STATED GOAL:
Below is a set of records; restate each one word for word.

DATA FOR THIS TASK:
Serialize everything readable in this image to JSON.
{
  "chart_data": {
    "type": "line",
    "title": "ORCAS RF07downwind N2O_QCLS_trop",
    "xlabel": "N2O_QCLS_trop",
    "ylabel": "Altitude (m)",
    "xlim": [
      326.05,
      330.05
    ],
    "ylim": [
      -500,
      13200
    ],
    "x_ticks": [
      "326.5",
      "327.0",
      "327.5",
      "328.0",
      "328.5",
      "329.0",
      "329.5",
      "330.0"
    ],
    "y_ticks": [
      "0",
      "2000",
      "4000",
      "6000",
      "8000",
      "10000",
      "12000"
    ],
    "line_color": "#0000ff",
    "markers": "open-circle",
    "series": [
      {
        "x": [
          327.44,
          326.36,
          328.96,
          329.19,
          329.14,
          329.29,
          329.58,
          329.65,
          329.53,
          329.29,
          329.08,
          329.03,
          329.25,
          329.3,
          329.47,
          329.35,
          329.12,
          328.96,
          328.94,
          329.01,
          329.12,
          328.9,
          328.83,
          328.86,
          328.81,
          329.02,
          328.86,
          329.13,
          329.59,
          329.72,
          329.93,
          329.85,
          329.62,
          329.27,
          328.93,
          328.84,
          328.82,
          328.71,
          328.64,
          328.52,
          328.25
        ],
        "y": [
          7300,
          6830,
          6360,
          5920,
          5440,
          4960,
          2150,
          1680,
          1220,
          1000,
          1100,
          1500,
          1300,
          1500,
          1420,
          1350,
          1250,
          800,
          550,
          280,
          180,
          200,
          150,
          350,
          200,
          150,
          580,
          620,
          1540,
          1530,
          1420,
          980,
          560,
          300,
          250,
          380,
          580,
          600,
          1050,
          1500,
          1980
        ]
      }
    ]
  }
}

REPLY:
Serialize everything readable in this image to JSON.
{
  "chart_data": {
    "type": "line",
    "title": "ORCAS RF07downwind N2O_QCLS_trop",
    "xlabel": "N2O_QCLS_trop",
    "ylabel": "Altitude (m)",
    "xlim": [
      326.05,
      330.05
    ],
    "ylim": [
      -500,
      13200
    ],
    "x_ticks": [
      "326.5",
      "327.0",
      "327.5",
      "328.0",
      "328.5",
      "329.0",
      "329.5",
      "330.0"
    ],
    "y_ticks": [
      "0",
      "2000",
      "4000",
      "6000",
      "8000",
      "10000",
      "12000"
    ],
    "line_color": "#0000ff",
    "markers": "open-circle",
    "series": [
      {
        "x": [
          327.44,
          326.36,
          328.96,
          329.19,
          329.14,
          329.29,
          329.58,
          329.65,
          329.53,
          329.29,
          329.08,
          329.03,
          329.25,
          329.3,
          329.47,
          329.35,
          329.12,
          328.96,
          328.94,
          329.01,
          329.12,
          328.9,
          328.83,
          328.86,
          328.81,
          329.02,
          328.86,
          329.13,
          329.59,
          329.72,
          329.93,
          329.85,
          329.62,
          329.27,
          328.93,
          328.84,
          328.82,
          328.71,
          328.64,
          328.52,
          328.25
        ],
        "y": [
          7300,
          6830,
          6360,
          5920,
          5440,
          4960,
          2150,
          1680,
          1220,
          1000,
          1100,
          1500,
          1300,
          1500,
          1420,
          1350,
          1250,
          800,
          550,
          280,
          180,
          200,
          150,
          350,
          200,
          150,
          580,
          620,
          1540,
          1530,
          1420,
          980,
          560,
          300,
          250,
          380,
          580,
          600,
          1050,
          1500,
          1980
        ]
      }
    ]
  }
}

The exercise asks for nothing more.